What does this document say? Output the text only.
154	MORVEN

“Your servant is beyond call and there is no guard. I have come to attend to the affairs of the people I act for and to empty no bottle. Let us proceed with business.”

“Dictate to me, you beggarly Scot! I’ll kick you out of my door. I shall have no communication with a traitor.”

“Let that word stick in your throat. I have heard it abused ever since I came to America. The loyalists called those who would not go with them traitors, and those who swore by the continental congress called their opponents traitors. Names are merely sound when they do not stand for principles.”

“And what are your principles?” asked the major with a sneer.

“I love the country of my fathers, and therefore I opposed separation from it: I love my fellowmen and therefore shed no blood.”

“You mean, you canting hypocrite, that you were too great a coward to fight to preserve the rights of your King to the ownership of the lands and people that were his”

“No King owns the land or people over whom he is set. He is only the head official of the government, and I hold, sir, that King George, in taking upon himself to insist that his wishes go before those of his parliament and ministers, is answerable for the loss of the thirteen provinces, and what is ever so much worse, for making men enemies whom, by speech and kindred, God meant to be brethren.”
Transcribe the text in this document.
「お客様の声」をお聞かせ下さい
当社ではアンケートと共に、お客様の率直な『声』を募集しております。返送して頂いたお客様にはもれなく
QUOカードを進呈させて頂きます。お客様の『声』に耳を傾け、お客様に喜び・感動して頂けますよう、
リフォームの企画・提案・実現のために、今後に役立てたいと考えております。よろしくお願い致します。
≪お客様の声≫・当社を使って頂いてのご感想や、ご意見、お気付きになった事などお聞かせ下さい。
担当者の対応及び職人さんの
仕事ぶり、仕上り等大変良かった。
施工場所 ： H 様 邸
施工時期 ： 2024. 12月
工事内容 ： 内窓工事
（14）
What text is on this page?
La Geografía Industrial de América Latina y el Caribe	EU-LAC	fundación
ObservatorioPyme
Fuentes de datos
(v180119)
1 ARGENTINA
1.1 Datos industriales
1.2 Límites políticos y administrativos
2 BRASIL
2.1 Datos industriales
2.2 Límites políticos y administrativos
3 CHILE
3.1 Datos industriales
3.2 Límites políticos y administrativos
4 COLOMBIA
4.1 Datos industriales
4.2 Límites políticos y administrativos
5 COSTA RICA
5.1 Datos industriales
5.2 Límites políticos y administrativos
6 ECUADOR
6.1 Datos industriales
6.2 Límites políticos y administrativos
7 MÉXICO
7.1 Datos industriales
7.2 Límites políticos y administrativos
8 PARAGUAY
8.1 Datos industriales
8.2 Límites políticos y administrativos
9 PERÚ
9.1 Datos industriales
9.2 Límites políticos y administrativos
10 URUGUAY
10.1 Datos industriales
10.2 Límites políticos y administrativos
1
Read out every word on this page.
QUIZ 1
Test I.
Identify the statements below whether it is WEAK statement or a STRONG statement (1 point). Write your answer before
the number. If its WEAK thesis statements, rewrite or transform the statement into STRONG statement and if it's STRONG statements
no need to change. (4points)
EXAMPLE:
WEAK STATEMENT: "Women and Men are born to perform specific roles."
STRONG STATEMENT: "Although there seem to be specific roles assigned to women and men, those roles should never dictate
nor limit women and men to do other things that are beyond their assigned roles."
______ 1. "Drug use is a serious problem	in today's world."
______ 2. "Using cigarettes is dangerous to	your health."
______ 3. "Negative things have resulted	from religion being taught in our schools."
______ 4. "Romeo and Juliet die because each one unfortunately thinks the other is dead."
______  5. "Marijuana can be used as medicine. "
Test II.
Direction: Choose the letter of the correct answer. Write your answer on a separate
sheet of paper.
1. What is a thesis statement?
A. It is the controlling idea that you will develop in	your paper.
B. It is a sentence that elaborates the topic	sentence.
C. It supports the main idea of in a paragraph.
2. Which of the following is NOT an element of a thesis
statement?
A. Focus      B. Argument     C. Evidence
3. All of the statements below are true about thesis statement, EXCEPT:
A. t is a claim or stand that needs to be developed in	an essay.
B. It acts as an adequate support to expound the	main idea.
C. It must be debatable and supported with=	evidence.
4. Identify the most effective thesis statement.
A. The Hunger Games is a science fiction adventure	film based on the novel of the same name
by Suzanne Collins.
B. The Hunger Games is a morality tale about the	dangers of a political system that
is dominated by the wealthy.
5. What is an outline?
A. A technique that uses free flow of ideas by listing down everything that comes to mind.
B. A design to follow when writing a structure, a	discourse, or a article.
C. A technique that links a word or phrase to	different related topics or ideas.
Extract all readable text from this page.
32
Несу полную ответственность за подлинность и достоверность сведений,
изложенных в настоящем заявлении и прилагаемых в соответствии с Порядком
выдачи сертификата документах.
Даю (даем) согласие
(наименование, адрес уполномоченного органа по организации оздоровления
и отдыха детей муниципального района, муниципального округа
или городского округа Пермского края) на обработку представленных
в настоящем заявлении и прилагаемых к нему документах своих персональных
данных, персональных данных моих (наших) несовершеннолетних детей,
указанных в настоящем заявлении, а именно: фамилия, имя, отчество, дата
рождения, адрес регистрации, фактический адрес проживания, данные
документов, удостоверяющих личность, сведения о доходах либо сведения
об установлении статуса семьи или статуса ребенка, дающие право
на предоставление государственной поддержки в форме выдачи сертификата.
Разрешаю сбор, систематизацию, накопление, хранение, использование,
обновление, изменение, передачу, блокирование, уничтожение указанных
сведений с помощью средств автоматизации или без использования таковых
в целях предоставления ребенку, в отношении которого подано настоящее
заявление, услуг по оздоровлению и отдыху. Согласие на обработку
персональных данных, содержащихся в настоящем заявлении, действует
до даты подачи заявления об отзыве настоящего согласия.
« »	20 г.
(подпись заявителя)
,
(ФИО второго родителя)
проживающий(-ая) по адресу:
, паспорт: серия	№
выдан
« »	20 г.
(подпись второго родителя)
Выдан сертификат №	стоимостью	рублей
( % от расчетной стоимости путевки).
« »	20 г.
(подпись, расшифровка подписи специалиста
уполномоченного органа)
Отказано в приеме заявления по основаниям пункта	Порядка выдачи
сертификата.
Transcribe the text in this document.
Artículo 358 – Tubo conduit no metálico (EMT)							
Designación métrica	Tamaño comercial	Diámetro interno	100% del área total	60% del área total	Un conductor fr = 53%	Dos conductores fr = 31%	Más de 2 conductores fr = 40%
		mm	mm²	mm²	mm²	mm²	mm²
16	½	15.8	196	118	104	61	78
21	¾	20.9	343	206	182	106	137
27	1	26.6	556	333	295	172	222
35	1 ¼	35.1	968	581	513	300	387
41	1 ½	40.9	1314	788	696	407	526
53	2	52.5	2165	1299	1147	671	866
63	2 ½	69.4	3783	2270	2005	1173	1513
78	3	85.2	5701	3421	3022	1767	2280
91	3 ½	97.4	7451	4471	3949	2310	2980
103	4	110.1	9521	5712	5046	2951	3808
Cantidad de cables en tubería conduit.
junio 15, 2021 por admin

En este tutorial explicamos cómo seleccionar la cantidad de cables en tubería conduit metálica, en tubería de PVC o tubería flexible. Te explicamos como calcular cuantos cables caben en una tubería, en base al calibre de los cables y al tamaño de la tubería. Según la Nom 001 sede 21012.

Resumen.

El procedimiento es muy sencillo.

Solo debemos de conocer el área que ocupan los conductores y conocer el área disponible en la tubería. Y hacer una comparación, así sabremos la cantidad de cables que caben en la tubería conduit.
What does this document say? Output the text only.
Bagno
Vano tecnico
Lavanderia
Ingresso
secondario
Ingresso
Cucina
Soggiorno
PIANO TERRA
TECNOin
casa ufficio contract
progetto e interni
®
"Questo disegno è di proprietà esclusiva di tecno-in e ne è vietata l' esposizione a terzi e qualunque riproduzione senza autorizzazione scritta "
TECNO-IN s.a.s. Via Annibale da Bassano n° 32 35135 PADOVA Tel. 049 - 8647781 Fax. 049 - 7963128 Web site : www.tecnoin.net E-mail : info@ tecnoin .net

Prompt
Copy each record from above exactly, and include every line.

Exercise output
What does this document say? Output the text only.
154	MORVEN

“Your servant is beyond call and there is no guard. I have come to attend to the affairs of the people I act for and to empty no bottle. Let us proceed with business.”

“Dictate to me, you beggarly Scot! I’ll kick you out of my door. I shall have no communication with a traitor.”

“Let that word stick in your throat. I have heard it abused ever since I came to America. The loyalists called those who would not go with them traitors, and those who swore by the continental congress called their opponents traitors. Names are merely sound when they do not stand for principles.”

“And what are your principles?” asked the major with a sneer.

“I love the country of my fathers, and therefore I opposed separation from it: I love my fellowmen and therefore shed no blood.”

“You mean, you canting hypocrite, that you were too great a coward to fight to preserve the rights of your King to the ownership of the lands and people that were his”

“No King owns the land or people over whom he is set. He is only the head official of the government, and I hold, sir, that King George, in taking upon himself to insist that his wishes go before those of his parliament and ministers, is answerable for the loss of the thirteen provinces, and what is ever so much worse, for making men enemies whom, by speech and kindred, God meant to be brethren.”
Transcribe the text in this document.
「お客様の声」をお聞かせ下さい
当社ではアンケートと共に、お客様の率直な『声』を募集しております。返送して頂いたお客様にはもれなく
QUOカードを進呈させて頂きます。お客様の『声』に耳を傾け、お客様に喜び・感動して頂けますよう、
リフォームの企画・提案・実現のために、今後に役立てたいと考えております。よろしくお願い致します。
≪お客様の声≫・当社を使って頂いてのご感想や、ご意見、お気付きになった事などお聞かせ下さい。
担当者の対応及び職人さんの
仕事ぶり、仕上り等大変良かった。
施工場所 ： H 様 邸
施工時期 ： 2024. 12月
工事内容 ： 内窓工事
（14）
What text is on this page?
La Geografía Industrial de América Latina y el Caribe	EU-LAC	fundación
ObservatorioPyme
Fuentes de datos
(v180119)
1 ARGENTINA
1.1 Datos industriales
1.2 Límites políticos y administrativos
2 BRASIL
2.1 Datos industriales
2.2 Límites políticos y administrativos
3 CHILE
3.1 Datos industriales
3.2 Límites políticos y administrativos
4 COLOMBIA
4.1 Datos industriales
4.2 Límites políticos y administrativos
5 COSTA RICA
5.1 Datos industriales
5.2 Límites políticos y administrativos
6 ECUADOR
6.1 Datos industriales
6.2 Límites políticos y administrativos
7 MÉXICO
7.1 Datos industriales
7.2 Límites políticos y administrativos
8 PARAGUAY
8.1 Datos industriales
8.2 Límites políticos y administrativos
9 PERÚ
9.1 Datos industriales
9.2 Límites políticos y administrativos
10 URUGUAY
10.1 Datos industriales
10.2 Límites políticos y administrativos
1
Read out every word on this page.
QUIZ 1
Test I.
Identify the statements below whether it is WEAK statement or a STRONG statement (1 point). Write your answer before
the number. If its WEAK thesis statements, rewrite or transform the statement into STRONG statement and if it's STRONG statements
no need to change. (4points)
EXAMPLE:
WEAK STATEMENT: "Women and Men are born to perform specific roles."
STRONG STATEMENT: "Although there seem to be specific roles assigned to women and men, those roles should never dictate
nor limit women and men to do other things that are beyond their assigned roles."
______ 1. "Drug use is a serious problem	in today's world."
______ 2. "Using cigarettes is dangerous to	your health."
______ 3. "Negative things have resulted	from religion being taught in our schools."
______ 4. "Romeo and Juliet die because each one unfortunately thinks the other is dead."
______  5. "Marijuana can be used as medicine. "
Test II.
Direction: Choose the letter of the correct answer. Write your answer on a separate
sheet of paper.
1. What is a thesis statement?
A. It is the controlling idea that you will develop in	your paper.
B. It is a sentence that elaborates the topic	sentence.
C. It supports the main idea of in a paragraph.
2. Which of the following is NOT an element of a thesis
statement?
A. Focus      B. Argument     C. Evidence
3. All of the statements below are true about thesis statement, EXCEPT:
A. t is a claim or stand that needs to be developed in	an essay.
B. It acts as an adequate support to expound the	main idea.
C. It must be debatable and supported with=	evidence.
4. Identify the most effective thesis statement.
A. The Hunger Games is a science fiction adventure	film based on the novel of the same name
by Suzanne Collins.
B. The Hunger Games is a morality tale about the	dangers of a political system that
is dominated by the wealthy.
5. What is an outline?
A. A technique that uses free flow of ideas by listing down everything that comes to mind.
B. A design to follow when writing a structure, a	discourse, or a article.
C. A technique that links a word or phrase to	different related topics or ideas.
Extract all readable text from this page.
32
Несу полную ответственность за подлинность и достоверность сведений,
изложенных в настоящем заявлении и прилагаемых в соответствии с Порядком
выдачи сертификата документах.
Даю (даем) согласие
(наименование, адрес уполномоченного органа по организации оздоровления
и отдыха детей муниципального района, муниципального округа
или городского округа Пермского края) на обработку представленных
в настоящем заявлении и прилагаемых к нему документах своих персональных
данных, персональных данных моих (наших) несовершеннолетних детей,
указанных в настоящем заявлении, а именно: фамилия, имя, отчество, дата
рождения, адрес регистрации, фактический адрес проживания, данные
документов, удостоверяющих личность, сведения о доходах либо сведения
об установлении статуса семьи или статуса ребенка, дающие право
на предоставление государственной поддержки в форме выдачи сертификата.
Разрешаю сбор, систематизацию, накопление, хранение, использование,
обновление, изменение, передачу, блокирование, уничтожение указанных
сведений с помощью средств автоматизации или без использования таковых
в целях предоставления ребенку, в отношении которого подано настоящее
заявление, услуг по оздоровлению и отдыху. Согласие на обработку
персональных данных, содержащихся в настоящем заявлении, действует
до даты подачи заявления об отзыве настоящего согласия.
« »	20 г.
(подпись заявителя)
,
(ФИО второго родителя)
проживающий(-ая) по адресу:
, паспорт: серия	№
выдан
« »	20 г.
(подпись второго родителя)
Выдан сертификат №	стоимостью	рублей
( % от расчетной стоимости путевки).
« »	20 г.
(подпись, расшифровка подписи специалиста
уполномоченного органа)
Отказано в приеме заявления по основаниям пункта	Порядка выдачи
сертификата.
Transcribe the text in this document.
Artículo 358 – Tubo conduit no metálico (EMT)							
Designación métrica	Tamaño comercial	Diámetro interno	100% del área total	60% del área total	Un conductor fr = 53%	Dos conductores fr = 31%	Más de 2 conductores fr = 40%
		mm	mm²	mm²	mm²	mm²	mm²
16	½	15.8	196	118	104	61	78
21	¾	20.9	343	206	182	106	137
27	1	26.6	556	333	295	172	222
35	1 ¼	35.1	968	581	513	300	387
41	1 ½	40.9	1314	788	696	407	526
53	2	52.5	2165	1299	1147	671	866
63	2 ½	69.4	3783	2270	2005	1173	1513
78	3	85.2	5701	3421	3022	1767	2280
91	3 ½	97.4	7451	4471	3949	2310	2980
103	4	110.1	9521	5712	5046	2951	3808
Cantidad de cables en tubería conduit.
junio 15, 2021 por admin

En este tutorial explicamos cómo seleccionar la cantidad de cables en tubería conduit metálica, en tubería de PVC o tubería flexible. Te explicamos como calcular cuantos cables caben en una tubería, en base al calibre de los cables y al tamaño de la tubería. Según la Nom 001 sede 21012.

Resumen.

El procedimiento es muy sencillo.

Solo debemos de conocer el área que ocupan los conductores y conocer el área disponible en la tubería. Y hacer una comparación, así sabremos la cantidad de cables que caben en la tubería conduit.
What does this document say? Output the text only.
Bagno
Vano tecnico
Lavanderia
Ingresso
secondario
Ingresso
Cucina
Soggiorno
PIANO TERRA
TECNOin
casa ufficio contract
progetto e interni
®
"Questo disegno è di proprietà esclusiva di tecno-in e ne è vietata l' esposizione a terzi e qualunque riproduzione senza autorizzazione scritta "
TECNO-IN s.a.s. Via Annibale da Bassano n° 32 35135 PADOVA Tel. 049 - 8647781 Fax. 049 - 7963128 Web site : www.tecnoin.net E-mail : info@ tecnoin .net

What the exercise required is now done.